§ **Set exercise**
Wherever the word "usado" appears in a line, copy that line.

Start of Exercise material

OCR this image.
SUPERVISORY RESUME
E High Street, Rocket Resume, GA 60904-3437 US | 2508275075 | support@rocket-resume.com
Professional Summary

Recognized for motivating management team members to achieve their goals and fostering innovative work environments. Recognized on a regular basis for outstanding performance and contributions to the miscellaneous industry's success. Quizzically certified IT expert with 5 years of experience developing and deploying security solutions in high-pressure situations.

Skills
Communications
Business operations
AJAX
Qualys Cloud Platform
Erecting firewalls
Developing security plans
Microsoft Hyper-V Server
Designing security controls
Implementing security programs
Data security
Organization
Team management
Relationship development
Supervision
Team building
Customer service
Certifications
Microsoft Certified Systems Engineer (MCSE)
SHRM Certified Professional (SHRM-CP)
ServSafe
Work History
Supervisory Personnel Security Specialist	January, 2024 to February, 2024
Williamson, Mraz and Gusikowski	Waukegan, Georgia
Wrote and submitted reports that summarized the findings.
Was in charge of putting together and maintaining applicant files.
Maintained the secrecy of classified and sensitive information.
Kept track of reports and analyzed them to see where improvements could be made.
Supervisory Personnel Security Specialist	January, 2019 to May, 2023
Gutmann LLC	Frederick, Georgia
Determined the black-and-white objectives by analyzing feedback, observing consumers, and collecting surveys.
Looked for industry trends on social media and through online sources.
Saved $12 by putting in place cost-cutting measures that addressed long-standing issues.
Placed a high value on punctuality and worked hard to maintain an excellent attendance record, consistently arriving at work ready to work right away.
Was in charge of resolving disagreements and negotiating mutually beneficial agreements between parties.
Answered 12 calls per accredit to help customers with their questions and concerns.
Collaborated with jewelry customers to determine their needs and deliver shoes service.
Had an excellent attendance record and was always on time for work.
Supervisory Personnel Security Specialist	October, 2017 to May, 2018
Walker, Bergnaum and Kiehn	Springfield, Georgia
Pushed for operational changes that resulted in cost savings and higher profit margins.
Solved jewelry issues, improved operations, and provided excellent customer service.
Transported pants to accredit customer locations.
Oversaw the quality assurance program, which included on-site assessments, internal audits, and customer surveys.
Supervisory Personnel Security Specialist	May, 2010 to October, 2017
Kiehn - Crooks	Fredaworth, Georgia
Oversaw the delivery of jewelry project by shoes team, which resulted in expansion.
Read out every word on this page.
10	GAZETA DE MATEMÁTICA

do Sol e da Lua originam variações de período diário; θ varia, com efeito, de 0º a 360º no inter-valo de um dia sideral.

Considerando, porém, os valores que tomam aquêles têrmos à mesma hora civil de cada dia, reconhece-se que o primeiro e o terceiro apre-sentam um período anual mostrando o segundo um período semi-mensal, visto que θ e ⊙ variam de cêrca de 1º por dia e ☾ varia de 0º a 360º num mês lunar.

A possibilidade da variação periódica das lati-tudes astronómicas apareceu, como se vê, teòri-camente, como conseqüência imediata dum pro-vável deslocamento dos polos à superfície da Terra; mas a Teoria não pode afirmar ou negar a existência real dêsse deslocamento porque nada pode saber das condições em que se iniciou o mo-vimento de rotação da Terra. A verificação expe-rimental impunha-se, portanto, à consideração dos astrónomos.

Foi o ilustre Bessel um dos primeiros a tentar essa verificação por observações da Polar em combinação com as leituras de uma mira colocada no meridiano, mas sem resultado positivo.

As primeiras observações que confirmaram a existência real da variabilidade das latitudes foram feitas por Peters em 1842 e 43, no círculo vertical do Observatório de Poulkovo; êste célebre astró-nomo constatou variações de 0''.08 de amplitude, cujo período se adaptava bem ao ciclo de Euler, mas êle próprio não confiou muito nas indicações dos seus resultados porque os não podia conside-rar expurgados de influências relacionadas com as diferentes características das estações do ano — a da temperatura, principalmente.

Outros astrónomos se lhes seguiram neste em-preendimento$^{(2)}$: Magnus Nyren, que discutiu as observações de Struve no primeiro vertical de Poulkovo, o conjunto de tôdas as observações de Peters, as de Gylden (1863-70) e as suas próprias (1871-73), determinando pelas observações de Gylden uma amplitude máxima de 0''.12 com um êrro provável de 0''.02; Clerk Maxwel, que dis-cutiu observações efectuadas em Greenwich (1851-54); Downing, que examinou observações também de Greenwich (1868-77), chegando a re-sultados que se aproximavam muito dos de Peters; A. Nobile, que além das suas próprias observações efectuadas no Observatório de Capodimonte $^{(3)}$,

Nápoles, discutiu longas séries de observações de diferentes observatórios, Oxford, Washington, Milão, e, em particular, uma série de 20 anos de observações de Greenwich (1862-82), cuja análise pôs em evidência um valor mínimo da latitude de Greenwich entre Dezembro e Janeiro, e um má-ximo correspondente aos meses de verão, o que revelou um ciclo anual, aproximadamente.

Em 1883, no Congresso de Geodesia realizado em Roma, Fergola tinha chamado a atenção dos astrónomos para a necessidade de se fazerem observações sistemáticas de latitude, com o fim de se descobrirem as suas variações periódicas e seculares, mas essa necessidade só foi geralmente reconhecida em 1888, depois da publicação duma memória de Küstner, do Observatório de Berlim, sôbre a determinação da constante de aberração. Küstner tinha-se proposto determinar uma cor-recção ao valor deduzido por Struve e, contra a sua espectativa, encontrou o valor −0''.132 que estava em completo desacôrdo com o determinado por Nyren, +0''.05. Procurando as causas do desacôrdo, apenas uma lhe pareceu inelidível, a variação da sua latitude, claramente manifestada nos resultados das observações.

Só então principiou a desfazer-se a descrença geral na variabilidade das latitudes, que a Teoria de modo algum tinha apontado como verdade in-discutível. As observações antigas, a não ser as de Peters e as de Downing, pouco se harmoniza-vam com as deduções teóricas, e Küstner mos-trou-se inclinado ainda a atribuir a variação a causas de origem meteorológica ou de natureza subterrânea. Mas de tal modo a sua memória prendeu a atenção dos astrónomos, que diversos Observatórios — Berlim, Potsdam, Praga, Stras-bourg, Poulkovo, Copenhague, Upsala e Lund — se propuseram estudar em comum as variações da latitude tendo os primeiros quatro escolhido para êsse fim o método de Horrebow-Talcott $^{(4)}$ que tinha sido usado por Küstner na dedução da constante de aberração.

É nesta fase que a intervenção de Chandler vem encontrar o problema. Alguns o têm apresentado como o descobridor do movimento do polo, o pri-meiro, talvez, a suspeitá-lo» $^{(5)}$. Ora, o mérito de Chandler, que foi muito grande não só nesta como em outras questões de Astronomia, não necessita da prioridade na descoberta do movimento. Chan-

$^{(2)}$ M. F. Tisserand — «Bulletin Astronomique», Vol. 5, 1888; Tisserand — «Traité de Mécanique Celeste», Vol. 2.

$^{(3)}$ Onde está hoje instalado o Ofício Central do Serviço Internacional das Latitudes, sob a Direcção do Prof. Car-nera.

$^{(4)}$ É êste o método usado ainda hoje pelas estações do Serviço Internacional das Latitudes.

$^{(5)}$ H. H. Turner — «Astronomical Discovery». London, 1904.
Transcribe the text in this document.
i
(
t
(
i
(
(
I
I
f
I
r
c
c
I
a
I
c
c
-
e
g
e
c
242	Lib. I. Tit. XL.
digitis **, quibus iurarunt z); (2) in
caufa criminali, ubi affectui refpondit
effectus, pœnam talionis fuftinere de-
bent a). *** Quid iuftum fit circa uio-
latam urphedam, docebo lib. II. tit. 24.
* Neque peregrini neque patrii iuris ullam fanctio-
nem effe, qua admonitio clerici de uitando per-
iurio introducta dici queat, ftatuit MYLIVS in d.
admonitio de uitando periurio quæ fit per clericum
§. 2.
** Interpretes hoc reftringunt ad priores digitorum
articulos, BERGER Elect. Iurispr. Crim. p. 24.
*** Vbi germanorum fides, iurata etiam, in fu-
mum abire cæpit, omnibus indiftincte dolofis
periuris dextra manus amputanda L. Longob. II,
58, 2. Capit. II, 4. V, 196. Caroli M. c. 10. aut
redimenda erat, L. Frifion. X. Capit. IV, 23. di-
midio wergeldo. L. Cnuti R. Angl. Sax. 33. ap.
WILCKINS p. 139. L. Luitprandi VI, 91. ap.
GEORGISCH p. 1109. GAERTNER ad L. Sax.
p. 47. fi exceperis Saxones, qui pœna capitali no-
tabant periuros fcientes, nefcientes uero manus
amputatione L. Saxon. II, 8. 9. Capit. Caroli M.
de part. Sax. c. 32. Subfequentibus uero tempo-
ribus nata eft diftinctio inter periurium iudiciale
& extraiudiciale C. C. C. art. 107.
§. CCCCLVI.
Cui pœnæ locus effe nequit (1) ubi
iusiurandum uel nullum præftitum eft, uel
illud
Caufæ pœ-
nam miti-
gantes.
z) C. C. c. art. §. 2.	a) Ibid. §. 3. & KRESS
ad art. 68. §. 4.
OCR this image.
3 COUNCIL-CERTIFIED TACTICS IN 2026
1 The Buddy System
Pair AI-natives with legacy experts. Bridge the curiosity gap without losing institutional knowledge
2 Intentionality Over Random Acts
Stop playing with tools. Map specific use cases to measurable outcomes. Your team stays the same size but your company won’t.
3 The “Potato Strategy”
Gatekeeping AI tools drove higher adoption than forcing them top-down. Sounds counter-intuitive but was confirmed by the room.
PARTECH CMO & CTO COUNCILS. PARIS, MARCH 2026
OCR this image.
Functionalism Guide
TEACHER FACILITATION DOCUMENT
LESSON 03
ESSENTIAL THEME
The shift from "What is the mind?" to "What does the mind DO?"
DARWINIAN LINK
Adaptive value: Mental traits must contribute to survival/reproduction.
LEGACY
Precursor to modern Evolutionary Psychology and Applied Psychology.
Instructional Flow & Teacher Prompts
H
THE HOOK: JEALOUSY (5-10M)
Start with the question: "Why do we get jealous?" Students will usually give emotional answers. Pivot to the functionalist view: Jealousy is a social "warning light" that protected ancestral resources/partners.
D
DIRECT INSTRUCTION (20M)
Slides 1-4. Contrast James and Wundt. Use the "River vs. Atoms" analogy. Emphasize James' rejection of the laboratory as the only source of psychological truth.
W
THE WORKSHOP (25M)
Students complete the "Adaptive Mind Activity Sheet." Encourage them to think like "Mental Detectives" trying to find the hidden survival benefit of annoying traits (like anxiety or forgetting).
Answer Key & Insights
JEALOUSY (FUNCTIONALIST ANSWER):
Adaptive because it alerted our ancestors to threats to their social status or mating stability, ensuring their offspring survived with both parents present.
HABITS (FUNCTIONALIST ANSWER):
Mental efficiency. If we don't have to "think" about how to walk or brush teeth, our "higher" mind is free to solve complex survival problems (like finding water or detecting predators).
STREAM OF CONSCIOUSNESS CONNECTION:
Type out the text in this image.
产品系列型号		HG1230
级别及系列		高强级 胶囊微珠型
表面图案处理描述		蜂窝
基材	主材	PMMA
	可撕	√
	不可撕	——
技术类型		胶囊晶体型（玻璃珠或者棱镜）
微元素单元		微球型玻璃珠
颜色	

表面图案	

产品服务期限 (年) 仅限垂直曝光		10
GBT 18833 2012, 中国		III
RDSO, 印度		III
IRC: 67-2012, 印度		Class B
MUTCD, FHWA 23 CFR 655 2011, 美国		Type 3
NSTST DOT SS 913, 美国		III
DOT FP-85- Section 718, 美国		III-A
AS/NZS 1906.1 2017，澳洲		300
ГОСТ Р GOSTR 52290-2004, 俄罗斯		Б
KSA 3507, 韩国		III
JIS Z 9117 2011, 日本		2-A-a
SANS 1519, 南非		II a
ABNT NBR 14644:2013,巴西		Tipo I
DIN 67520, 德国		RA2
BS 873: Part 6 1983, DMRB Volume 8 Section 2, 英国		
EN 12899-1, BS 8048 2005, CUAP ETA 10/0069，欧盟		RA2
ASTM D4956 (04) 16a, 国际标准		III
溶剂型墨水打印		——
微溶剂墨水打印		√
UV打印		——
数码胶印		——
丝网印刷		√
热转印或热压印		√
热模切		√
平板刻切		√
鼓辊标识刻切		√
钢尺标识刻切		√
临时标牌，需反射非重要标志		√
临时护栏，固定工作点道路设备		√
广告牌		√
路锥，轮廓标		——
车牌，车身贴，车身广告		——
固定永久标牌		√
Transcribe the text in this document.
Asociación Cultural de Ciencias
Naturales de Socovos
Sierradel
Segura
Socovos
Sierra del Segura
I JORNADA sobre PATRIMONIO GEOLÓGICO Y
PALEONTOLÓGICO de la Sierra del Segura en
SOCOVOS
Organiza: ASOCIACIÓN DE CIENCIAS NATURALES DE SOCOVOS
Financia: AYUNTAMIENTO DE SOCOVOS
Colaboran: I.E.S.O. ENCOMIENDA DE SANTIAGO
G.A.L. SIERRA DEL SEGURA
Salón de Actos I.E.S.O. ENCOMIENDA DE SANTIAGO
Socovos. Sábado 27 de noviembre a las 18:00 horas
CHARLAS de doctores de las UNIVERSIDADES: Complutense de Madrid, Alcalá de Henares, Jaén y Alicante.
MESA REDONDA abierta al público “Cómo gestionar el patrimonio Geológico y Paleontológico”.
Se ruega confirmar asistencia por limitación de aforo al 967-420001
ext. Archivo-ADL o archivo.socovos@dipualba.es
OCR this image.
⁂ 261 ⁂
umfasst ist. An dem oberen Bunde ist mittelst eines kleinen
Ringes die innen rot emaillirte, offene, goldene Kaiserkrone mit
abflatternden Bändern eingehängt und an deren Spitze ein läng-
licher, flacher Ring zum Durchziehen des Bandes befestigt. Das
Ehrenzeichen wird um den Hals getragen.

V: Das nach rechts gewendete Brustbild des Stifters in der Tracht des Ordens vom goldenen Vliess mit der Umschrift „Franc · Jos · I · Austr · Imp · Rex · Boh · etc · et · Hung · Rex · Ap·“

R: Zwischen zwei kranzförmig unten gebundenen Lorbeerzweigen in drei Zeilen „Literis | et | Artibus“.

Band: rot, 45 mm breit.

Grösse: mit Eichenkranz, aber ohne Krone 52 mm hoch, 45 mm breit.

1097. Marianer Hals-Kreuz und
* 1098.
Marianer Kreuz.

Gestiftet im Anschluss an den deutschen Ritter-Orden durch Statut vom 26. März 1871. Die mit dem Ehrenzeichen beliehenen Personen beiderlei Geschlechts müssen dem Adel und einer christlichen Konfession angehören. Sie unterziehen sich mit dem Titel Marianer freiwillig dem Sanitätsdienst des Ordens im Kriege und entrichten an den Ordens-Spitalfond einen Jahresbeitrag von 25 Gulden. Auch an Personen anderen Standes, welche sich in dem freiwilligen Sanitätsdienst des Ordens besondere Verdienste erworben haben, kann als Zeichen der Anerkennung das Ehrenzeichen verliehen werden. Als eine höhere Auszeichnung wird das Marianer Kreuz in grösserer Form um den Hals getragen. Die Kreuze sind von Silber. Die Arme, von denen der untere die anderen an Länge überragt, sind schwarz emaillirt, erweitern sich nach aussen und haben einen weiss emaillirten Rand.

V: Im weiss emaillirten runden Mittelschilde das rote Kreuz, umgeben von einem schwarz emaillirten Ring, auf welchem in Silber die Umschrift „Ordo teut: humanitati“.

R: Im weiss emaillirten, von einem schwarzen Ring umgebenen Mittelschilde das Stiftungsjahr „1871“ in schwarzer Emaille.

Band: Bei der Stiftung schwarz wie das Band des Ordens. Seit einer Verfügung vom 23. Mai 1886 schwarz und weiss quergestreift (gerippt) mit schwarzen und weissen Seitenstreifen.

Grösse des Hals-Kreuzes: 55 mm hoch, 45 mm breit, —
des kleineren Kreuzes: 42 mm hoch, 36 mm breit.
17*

End of Exercise material

§ **Expected answer**
Só então principiou a desfazer-se a descrença geral na variabilidade das latitudes, que a Teoria de modo algum tinha apontado como verdade in-discutível. As observações antigas, a não ser as de Peters e as de Downing, pouco se harmoniza-vam com as deduções teóricas, e Küstner mos-trou-se inclinado ainda a atribuir a variação a causas de origem meteorológica ou de natureza subterrânea. Mas de tal modo a sua memória prendeu a atenção dos astrónomos, que diversos Observatórios — Berlim, Potsdam, Praga, Stras-bourg, Poulkovo, Copenhague, Upsala e Lund — se propuseram estudar em comum as variações da latitude tendo os primeiros quatro escolhido para êsse fim o método de Horrebow-Talcott $^{(4)}$ que tinha sido usado por Küstner na dedução da constante de aberração.
$^{(4)}$ É êste o método usado ainda hoje pelas estações do Serviço Internacional das Latitudes.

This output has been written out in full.